• TASK TO COMPLETE:
Leave the pictures out and print every record below exactly as it stands.

Items from a dataset:
*****

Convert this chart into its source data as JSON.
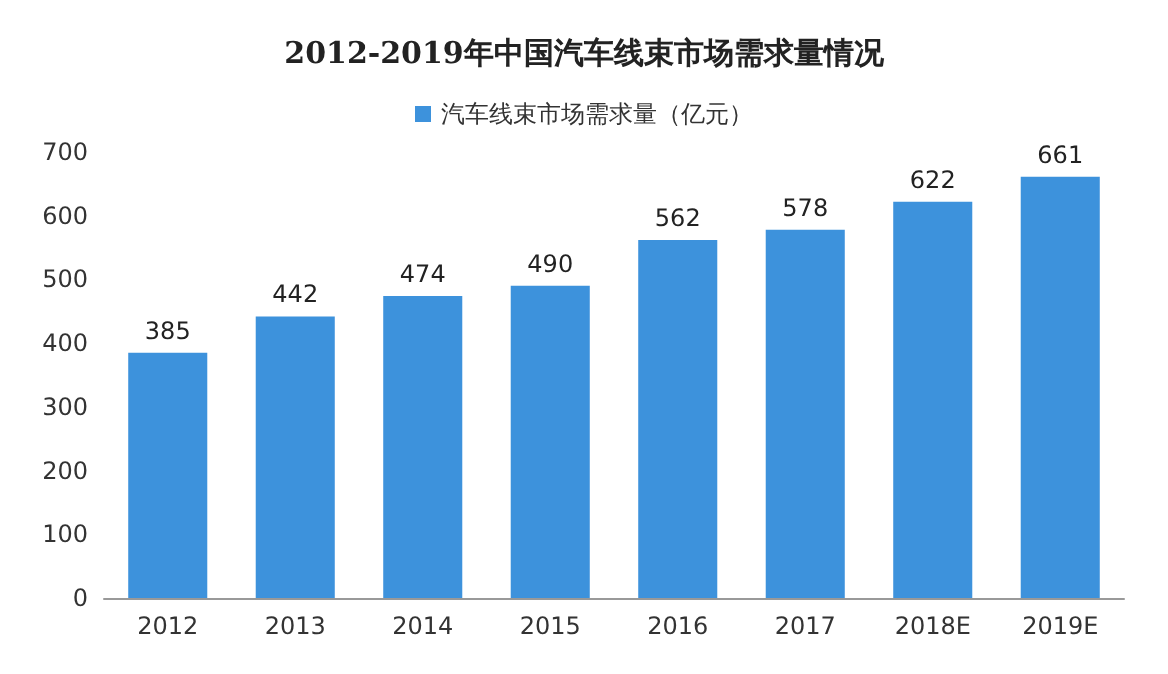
{
  "chart_data": {
    "type": "bar",
    "title": "2012-2019年中国汽车线束市场需求量情况",
    "categories": [
      "2012",
      "2013",
      "2014",
      "2015",
      "2016",
      "2017",
      "2018E",
      "2019E"
    ],
    "series": [
      {
        "name": "汽车线束市场需求量（亿元）",
        "color": "#3d92dc",
        "values": [
          385,
          442,
          474,
          490,
          562,
          578,
          622,
          661
        ]
      }
    ],
    "ylim": [
      0,
      700
    ],
    "yticks": [
      0,
      100,
      200,
      300,
      400,
      500,
      600,
      700
    ],
    "grid": false,
    "legend": "top",
    "data_labels": true
  }
}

*****

• OUTPUT FOR THIS TASK:
Convert this chart into its source data as JSON.
{
  "chart_data": {
    "type": "bar",
    "title": "2012-2019年中国汽车线束市场需求量情况",
    "categories": [
      "2012",
      "2013",
      "2014",
      "2015",
      "2016",
      "2017",
      "2018E",
      "2019E"
    ],
    "series": [
      {
        "name": "汽车线束市场需求量（亿元）",
        "color": "#3d92dc",
        "values": [
          385,
          442,
          474,
          490,
          562,
          578,
          622,
          661
        ]
      }
    ],
    "ylim": [
      0,
      700
    ],
    "yticks": [
      0,
      100,
      200,
      300,
      400,
      500,
      600,
      700
    ],
    "grid": false,
    "legend": "top",
    "data_labels": true
  }
}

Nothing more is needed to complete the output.